-------- SUPPLIED ENTRIES

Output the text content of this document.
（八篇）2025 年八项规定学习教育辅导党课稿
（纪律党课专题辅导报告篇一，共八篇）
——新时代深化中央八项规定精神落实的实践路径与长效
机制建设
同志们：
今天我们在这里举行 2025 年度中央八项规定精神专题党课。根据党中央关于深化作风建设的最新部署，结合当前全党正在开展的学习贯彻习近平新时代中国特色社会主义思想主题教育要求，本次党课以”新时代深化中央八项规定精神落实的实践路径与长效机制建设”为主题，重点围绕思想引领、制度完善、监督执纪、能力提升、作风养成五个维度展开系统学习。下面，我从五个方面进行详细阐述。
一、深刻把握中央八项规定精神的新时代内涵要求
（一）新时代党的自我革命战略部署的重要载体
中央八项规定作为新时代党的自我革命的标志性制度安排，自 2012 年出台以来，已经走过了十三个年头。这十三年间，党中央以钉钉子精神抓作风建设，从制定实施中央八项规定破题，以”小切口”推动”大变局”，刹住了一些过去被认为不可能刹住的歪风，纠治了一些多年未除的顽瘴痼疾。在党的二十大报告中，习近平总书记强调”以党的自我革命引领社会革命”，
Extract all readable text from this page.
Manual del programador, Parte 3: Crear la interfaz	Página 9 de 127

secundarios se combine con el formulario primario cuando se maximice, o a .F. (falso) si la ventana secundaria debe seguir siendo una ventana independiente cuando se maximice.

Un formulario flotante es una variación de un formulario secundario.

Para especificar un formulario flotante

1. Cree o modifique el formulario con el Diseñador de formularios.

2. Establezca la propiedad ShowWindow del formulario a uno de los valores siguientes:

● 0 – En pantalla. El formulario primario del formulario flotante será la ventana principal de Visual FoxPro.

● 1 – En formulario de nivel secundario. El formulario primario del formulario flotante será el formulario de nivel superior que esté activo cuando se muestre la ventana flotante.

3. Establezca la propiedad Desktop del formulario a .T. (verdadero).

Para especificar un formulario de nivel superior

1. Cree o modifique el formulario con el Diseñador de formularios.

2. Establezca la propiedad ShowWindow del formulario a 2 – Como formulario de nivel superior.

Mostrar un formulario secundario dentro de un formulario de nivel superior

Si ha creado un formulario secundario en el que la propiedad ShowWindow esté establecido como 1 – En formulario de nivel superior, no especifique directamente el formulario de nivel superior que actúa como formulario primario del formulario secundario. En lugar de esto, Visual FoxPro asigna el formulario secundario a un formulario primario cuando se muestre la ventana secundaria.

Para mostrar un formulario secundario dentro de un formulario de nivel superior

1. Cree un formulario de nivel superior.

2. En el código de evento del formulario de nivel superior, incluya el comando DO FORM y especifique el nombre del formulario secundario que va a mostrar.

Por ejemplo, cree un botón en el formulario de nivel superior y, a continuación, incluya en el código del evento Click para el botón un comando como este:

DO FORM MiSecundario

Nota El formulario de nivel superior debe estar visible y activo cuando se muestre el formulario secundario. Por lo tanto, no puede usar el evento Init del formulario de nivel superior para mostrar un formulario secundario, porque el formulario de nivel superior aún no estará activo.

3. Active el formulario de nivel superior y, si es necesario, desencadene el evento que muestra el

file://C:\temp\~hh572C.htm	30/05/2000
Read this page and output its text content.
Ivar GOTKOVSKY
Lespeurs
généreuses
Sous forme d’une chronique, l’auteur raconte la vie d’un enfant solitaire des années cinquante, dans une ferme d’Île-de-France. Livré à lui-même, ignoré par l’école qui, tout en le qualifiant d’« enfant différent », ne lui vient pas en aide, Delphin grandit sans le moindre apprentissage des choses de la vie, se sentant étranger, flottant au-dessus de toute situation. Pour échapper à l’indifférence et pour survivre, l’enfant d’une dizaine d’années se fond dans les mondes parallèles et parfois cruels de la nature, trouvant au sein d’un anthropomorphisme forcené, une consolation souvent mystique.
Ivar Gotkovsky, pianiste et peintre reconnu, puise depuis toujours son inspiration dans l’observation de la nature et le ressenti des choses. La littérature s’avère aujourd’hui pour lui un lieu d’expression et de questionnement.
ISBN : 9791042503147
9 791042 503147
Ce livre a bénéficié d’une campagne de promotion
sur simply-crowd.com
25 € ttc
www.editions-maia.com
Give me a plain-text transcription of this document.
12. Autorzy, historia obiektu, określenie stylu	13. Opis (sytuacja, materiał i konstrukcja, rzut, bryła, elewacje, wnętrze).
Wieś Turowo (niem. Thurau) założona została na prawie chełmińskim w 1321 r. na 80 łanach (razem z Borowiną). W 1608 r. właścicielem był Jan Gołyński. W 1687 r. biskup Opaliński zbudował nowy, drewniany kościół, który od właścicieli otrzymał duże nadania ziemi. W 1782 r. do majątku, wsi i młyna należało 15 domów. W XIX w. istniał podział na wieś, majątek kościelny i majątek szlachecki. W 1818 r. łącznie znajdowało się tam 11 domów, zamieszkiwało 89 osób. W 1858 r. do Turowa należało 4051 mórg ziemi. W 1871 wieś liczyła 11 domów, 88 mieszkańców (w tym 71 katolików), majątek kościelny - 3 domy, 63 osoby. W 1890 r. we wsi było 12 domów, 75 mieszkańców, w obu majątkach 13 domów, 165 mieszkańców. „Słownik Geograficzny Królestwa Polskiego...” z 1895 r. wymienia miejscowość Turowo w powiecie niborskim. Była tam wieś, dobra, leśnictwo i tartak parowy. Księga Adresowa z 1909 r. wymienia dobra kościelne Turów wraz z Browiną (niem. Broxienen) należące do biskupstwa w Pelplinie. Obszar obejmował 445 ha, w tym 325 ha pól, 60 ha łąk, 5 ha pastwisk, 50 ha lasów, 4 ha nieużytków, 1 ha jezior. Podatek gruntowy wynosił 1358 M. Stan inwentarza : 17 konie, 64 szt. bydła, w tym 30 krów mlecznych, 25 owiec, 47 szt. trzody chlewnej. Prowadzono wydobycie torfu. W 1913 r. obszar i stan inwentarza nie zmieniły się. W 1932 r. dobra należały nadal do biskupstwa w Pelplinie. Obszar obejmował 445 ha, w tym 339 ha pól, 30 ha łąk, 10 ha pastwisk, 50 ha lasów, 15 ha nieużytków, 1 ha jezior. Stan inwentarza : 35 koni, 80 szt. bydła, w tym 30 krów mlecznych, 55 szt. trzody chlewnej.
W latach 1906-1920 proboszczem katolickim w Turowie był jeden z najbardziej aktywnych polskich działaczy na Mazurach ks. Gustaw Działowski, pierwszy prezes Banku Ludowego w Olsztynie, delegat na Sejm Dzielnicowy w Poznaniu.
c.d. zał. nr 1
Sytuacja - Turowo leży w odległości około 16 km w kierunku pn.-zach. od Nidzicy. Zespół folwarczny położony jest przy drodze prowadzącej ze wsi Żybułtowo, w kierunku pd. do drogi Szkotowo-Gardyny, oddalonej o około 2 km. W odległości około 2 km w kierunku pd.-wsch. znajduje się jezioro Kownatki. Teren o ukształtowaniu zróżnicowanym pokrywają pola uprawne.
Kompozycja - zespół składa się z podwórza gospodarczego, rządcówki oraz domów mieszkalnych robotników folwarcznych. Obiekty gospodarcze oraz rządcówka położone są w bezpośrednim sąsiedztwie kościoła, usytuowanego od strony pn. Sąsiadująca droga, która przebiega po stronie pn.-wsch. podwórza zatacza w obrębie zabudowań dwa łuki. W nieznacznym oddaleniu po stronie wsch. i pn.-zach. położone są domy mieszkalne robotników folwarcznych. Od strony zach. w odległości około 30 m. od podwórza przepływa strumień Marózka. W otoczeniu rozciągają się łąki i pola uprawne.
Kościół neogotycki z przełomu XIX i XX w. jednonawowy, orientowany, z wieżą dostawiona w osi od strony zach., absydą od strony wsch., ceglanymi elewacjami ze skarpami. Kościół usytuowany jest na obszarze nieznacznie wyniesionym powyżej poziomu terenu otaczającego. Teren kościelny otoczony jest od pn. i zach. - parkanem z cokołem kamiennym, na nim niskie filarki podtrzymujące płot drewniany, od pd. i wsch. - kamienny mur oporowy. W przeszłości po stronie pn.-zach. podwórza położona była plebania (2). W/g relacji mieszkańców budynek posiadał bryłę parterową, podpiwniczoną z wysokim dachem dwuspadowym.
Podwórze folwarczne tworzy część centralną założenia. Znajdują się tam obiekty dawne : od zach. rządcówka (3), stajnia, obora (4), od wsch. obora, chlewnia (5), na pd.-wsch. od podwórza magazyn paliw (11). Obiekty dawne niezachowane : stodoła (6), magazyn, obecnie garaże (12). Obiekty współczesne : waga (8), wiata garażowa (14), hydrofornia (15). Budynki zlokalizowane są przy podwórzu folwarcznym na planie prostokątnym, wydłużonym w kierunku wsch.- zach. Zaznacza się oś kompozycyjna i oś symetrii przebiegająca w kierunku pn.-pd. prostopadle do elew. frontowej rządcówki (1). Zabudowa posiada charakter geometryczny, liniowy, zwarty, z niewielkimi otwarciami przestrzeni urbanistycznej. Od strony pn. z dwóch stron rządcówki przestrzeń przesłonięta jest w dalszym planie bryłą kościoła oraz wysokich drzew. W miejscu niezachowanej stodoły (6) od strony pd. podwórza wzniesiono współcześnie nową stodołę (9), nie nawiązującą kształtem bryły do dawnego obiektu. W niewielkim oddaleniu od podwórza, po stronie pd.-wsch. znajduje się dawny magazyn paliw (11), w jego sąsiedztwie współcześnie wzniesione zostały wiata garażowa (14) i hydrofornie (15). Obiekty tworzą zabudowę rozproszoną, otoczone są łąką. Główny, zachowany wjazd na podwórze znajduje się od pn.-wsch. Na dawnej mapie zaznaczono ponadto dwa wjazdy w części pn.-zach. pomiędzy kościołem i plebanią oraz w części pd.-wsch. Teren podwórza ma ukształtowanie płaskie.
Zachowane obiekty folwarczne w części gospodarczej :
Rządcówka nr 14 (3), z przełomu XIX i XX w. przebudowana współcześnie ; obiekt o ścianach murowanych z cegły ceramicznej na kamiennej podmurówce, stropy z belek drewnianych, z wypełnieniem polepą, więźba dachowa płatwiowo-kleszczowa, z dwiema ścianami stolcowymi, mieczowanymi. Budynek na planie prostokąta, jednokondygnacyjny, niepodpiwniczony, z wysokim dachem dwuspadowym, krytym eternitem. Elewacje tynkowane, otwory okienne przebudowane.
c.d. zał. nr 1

----------------

THE PROBLEM:
Gather and copy every line of the data in which the string "flotante" is found.

COMPLETE ANSWER:
Un formulario flotante es una variación de un formulario secundario.
Para especificar un formulario flotante
● 0 – En pantalla. El formulario primario del formulario flotante será la ventana principal de Visual FoxPro.
● 1 – En formulario de nivel secundario. El formulario primario del formulario flotante será el formulario de nivel superior que esté activo cuando se muestre la ventana flotante.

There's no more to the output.